*Task*.
Tally the lines in the items below that contain the string "slice". Reply with the number only.

==== Extracted information

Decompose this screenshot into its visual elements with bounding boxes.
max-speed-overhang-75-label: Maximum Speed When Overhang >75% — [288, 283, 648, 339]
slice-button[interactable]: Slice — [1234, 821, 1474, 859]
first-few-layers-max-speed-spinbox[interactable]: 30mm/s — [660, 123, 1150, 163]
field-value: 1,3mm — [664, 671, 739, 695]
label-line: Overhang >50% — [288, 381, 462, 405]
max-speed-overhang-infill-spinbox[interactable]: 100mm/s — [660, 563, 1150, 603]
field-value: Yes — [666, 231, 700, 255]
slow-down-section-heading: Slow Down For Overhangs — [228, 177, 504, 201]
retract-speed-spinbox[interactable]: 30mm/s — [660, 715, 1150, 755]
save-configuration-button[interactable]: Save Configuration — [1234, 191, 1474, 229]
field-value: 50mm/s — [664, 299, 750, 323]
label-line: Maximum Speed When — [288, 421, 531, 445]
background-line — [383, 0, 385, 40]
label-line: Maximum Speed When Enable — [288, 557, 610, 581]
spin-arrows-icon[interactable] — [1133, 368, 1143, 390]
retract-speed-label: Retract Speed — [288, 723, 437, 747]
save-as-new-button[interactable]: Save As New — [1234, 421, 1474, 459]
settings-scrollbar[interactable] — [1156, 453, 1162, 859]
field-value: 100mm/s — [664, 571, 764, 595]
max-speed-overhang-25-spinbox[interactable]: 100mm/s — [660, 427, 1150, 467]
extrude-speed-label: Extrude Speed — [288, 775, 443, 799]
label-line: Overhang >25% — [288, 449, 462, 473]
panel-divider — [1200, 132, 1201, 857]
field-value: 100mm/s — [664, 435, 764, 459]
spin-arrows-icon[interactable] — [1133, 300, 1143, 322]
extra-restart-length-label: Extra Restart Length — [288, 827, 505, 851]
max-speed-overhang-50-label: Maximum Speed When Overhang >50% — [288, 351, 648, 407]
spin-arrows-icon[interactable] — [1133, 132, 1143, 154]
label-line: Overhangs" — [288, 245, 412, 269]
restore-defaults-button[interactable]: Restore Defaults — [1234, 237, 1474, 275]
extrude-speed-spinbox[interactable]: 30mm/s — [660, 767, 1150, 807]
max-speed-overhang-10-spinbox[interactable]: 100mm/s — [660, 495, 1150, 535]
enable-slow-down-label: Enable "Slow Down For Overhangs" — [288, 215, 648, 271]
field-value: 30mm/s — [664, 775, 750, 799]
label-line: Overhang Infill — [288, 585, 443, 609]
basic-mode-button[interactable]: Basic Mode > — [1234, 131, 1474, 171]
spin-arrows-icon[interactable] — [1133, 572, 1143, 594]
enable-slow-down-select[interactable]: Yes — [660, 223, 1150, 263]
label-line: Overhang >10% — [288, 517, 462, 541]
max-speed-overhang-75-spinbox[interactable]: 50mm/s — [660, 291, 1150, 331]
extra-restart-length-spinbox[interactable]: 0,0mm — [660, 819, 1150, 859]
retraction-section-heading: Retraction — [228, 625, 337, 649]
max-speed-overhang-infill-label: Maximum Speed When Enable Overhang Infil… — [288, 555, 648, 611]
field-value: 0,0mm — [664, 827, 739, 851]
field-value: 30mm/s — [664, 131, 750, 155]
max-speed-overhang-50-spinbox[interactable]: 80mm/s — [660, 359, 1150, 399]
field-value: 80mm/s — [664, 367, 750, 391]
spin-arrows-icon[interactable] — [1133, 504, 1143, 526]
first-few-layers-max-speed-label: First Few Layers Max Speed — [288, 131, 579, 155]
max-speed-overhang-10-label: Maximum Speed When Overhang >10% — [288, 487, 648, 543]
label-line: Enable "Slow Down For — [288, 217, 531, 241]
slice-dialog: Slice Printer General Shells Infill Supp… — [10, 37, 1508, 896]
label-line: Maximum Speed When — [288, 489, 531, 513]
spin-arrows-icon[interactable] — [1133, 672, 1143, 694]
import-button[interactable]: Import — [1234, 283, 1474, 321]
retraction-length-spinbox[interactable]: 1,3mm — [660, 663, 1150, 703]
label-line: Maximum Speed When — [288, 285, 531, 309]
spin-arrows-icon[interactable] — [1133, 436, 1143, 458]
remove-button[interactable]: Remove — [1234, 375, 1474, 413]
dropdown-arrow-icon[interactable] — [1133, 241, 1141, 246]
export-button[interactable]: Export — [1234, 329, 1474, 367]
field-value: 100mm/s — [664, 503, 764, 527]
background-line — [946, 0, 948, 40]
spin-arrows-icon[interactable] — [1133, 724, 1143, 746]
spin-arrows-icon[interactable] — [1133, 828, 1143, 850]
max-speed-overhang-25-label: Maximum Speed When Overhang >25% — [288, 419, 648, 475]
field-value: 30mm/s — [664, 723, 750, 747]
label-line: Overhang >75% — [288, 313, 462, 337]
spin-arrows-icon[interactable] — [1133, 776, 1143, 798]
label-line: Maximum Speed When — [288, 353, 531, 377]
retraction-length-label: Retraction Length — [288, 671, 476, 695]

========

*Response below*.
2